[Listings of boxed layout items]
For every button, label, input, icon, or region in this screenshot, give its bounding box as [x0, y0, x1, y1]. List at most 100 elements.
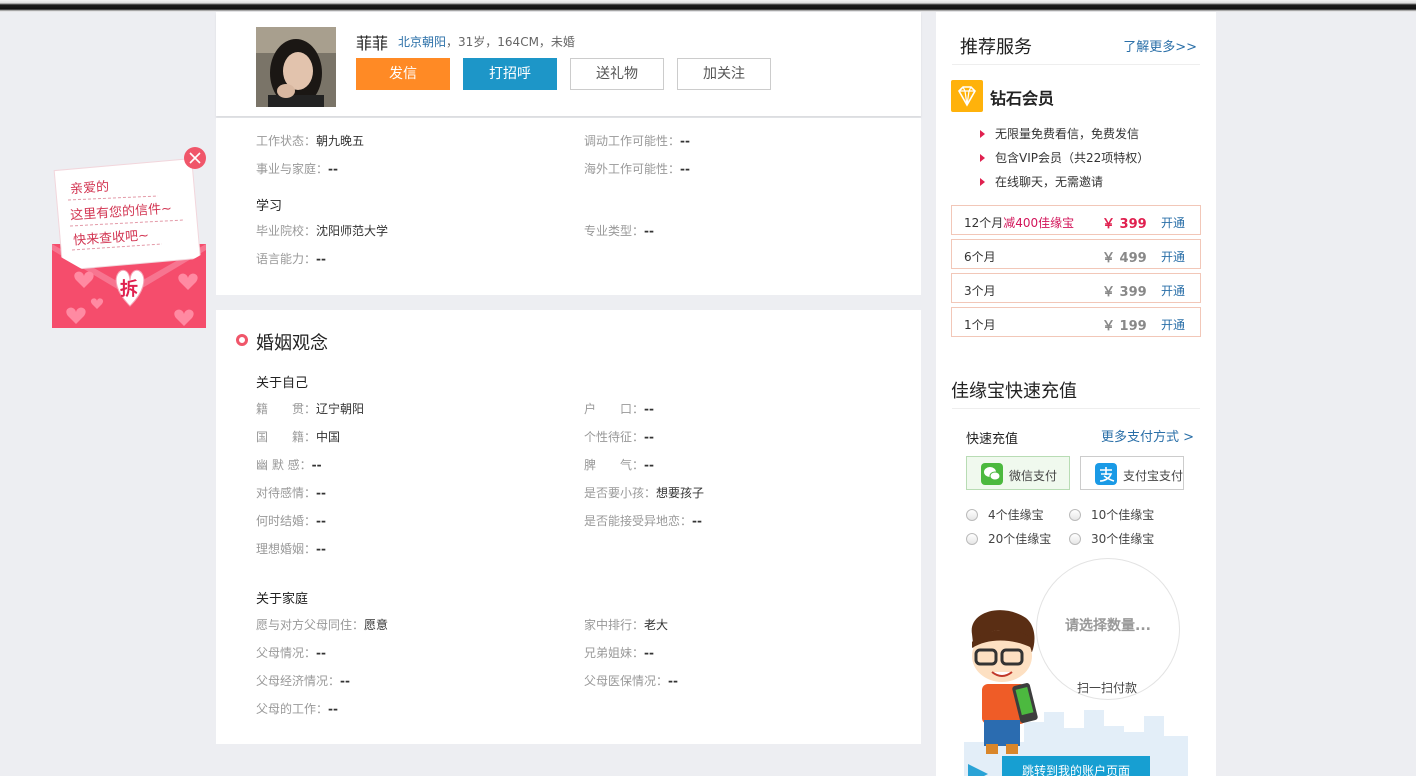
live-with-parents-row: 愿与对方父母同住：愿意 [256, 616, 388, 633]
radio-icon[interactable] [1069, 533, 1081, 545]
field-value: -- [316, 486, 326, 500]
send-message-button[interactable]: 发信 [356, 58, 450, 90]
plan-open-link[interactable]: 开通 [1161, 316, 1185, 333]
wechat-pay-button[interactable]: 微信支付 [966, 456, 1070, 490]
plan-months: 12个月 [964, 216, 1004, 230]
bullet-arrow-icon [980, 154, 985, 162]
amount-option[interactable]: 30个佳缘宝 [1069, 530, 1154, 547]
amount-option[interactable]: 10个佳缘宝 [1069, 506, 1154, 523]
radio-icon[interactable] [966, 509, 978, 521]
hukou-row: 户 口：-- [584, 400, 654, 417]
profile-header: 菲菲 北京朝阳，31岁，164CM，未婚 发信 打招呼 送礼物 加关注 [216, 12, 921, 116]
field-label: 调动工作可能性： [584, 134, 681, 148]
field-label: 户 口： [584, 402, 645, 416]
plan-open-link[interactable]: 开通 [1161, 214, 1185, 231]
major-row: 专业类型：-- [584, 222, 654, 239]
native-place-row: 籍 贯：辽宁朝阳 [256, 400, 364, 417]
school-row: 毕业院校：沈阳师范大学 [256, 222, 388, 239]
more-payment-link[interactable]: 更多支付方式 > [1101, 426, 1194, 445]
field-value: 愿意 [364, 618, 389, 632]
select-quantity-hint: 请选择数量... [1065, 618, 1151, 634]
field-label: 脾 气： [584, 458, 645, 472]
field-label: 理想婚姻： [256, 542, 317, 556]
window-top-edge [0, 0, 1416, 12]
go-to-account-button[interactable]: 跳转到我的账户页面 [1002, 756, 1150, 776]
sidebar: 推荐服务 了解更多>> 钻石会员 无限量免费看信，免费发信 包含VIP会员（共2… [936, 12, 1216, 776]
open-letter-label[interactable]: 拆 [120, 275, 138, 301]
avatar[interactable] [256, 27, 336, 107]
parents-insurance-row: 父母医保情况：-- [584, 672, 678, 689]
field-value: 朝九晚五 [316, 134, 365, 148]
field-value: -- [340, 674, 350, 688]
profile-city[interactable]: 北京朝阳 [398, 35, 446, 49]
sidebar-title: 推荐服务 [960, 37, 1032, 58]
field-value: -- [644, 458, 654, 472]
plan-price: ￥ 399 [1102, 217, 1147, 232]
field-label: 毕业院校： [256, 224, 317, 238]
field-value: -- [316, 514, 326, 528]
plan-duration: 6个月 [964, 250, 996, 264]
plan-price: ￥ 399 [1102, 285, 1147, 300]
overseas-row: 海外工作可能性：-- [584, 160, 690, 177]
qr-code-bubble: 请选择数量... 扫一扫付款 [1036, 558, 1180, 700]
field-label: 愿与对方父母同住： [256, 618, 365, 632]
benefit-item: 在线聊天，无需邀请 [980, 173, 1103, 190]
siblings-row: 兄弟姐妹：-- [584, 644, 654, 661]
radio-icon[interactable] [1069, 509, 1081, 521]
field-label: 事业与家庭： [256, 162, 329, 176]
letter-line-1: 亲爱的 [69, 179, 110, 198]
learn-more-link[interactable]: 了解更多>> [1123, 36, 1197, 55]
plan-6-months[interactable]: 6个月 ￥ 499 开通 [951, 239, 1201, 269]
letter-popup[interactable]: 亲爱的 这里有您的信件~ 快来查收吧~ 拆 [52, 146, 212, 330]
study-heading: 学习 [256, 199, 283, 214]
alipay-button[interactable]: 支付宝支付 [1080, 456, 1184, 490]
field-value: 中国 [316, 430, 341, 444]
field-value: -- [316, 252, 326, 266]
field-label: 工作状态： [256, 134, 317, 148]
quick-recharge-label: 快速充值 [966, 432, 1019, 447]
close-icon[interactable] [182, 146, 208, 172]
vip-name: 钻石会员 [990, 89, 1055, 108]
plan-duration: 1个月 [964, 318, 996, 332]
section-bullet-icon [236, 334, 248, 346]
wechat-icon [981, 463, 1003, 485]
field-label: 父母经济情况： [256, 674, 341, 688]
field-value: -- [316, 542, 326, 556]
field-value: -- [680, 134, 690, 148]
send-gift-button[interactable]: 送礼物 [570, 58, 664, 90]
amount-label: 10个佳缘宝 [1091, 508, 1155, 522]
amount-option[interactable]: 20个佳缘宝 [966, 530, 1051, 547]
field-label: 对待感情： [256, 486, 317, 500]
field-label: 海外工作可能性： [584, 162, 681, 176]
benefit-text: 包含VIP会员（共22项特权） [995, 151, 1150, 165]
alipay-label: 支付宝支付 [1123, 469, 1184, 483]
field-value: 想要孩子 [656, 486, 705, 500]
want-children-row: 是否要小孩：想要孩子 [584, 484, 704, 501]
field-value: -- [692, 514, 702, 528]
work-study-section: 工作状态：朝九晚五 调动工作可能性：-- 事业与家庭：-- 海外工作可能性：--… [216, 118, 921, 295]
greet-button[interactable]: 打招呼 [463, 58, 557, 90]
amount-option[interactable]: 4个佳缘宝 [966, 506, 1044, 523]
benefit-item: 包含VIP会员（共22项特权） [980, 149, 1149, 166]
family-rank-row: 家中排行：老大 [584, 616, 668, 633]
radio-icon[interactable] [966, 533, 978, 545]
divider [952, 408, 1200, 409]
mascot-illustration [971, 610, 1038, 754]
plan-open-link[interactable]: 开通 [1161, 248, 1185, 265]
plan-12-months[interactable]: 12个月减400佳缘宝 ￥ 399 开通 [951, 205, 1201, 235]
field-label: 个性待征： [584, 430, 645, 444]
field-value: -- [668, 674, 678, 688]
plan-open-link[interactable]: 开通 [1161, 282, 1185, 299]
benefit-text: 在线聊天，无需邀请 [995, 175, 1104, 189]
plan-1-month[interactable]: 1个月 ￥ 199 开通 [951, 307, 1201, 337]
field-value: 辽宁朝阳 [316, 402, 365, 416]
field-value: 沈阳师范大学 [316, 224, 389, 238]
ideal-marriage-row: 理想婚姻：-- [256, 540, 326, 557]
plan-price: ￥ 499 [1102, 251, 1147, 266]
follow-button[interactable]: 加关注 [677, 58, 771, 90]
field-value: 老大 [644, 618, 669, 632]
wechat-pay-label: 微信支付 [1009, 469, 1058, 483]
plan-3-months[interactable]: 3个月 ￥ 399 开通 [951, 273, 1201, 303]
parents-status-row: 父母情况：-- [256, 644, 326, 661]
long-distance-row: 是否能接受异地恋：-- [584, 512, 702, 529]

---

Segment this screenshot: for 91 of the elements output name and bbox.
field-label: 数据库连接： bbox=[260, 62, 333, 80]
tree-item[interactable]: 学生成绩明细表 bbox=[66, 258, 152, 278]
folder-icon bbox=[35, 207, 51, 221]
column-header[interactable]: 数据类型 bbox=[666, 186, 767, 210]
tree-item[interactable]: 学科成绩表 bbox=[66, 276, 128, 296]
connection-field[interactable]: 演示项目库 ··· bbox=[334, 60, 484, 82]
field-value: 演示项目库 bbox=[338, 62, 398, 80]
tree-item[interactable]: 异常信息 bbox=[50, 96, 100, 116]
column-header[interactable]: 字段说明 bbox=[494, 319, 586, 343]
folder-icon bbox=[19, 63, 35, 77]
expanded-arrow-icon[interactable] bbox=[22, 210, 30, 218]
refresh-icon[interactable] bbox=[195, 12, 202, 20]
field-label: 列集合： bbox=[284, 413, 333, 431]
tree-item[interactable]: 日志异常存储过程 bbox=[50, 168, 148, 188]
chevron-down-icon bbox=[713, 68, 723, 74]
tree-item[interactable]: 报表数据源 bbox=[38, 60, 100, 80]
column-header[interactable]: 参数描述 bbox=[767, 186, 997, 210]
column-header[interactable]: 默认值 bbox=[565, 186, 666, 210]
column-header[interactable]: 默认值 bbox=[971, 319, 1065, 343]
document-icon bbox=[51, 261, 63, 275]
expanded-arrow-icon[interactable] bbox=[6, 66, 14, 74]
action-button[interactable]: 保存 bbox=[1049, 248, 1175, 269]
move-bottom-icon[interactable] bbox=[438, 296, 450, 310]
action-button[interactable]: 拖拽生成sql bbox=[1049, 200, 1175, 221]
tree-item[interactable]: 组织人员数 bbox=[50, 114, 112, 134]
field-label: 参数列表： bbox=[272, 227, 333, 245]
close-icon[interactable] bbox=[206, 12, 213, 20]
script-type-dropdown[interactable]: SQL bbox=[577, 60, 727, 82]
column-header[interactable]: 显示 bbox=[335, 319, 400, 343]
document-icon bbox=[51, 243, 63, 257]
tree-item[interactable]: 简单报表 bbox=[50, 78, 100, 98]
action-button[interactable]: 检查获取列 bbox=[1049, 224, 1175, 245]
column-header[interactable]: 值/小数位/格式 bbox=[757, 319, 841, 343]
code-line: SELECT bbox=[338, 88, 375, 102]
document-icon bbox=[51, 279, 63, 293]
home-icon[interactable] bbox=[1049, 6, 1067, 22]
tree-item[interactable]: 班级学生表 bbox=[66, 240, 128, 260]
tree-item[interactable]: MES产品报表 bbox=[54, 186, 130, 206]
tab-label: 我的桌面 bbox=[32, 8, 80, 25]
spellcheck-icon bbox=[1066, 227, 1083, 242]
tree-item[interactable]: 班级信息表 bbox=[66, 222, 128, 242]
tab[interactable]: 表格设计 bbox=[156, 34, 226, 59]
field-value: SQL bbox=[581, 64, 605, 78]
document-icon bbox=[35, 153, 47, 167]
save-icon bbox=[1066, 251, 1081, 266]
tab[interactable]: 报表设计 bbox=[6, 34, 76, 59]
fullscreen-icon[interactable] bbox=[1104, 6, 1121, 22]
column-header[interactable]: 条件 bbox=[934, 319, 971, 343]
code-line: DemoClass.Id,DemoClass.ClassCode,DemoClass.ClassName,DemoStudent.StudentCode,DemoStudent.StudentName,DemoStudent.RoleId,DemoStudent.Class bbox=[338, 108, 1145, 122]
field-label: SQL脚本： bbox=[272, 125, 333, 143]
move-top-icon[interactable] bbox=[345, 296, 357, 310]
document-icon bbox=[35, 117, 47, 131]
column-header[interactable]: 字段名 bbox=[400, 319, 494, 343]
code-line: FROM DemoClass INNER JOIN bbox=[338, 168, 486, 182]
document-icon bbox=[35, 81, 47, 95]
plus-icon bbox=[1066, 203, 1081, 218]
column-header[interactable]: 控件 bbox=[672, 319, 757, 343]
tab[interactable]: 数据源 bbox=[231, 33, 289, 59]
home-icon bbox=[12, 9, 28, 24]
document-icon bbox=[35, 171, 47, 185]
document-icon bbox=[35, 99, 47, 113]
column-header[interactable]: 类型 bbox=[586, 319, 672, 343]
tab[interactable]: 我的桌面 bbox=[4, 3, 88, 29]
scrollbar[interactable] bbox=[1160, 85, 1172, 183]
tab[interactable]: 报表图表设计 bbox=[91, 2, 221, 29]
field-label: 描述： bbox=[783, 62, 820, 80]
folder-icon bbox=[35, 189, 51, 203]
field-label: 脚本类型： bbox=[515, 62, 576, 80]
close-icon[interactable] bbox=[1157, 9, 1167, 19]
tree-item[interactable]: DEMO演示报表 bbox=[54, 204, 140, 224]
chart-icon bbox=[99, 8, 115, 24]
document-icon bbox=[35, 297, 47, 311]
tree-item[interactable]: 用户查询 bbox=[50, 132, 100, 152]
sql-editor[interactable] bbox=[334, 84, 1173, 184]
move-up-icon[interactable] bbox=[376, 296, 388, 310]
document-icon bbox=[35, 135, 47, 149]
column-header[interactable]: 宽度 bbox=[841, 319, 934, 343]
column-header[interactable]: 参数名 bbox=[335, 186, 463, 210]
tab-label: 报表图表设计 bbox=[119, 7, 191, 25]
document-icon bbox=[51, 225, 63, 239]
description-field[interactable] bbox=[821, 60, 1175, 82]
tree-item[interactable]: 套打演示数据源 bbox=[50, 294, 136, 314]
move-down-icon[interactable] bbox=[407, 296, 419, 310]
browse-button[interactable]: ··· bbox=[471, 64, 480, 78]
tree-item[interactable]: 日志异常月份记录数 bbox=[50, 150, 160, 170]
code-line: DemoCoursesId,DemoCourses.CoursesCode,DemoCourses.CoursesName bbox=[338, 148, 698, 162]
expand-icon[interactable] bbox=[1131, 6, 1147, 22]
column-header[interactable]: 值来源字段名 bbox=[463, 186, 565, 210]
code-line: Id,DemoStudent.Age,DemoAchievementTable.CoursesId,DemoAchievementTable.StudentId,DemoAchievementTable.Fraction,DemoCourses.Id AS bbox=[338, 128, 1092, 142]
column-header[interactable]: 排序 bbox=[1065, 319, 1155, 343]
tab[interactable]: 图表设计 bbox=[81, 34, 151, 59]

- [Task details]:
Copy the rows above exactly, everything from the one containing "Segment this screenshot: for" down to the one containing "tree-item[interactable]: 组织人员数 bbox=[50, 114, 112, 134]", including both of those rows.

- [Output for this exercise]:
Segment this screenshot: for 91 of the elements output name and bbox.
field-label: 数据库连接： bbox=[260, 62, 333, 80]
tree-item[interactable]: 学生成绩明细表 bbox=[66, 258, 152, 278]
folder-icon bbox=[35, 207, 51, 221]
column-header[interactable]: 数据类型 bbox=[666, 186, 767, 210]
tree-item[interactable]: 学科成绩表 bbox=[66, 276, 128, 296]
connection-field[interactable]: 演示项目库 ··· bbox=[334, 60, 484, 82]
field-value: 演示项目库 bbox=[338, 62, 398, 80]
tree-item[interactable]: 异常信息 bbox=[50, 96, 100, 116]
column-header[interactable]: 字段说明 bbox=[494, 319, 586, 343]
folder-icon bbox=[19, 63, 35, 77]
expanded-arrow-icon[interactable] bbox=[22, 210, 30, 218]
refresh-icon[interactable] bbox=[195, 12, 202, 20]
field-label: 列集合： bbox=[284, 413, 333, 431]
tree-item[interactable]: 日志异常存储过程 bbox=[50, 168, 148, 188]
chevron-down-icon bbox=[713, 68, 723, 74]
tree-item[interactable]: 报表数据源 bbox=[38, 60, 100, 80]
column-header[interactable]: 参数描述 bbox=[767, 186, 997, 210]
column-header[interactable]: 默认值 bbox=[565, 186, 666, 210]
column-header[interactable]: 默认值 bbox=[971, 319, 1065, 343]
document-icon bbox=[51, 261, 63, 275]
expanded-arrow-icon[interactable] bbox=[6, 66, 14, 74]
action-button[interactable]: 保存 bbox=[1049, 248, 1175, 269]
move-bottom-icon[interactable] bbox=[438, 296, 450, 310]
action-button[interactable]: 拖拽生成sql bbox=[1049, 200, 1175, 221]
tree-item[interactable]: 组织人员数 bbox=[50, 114, 112, 134]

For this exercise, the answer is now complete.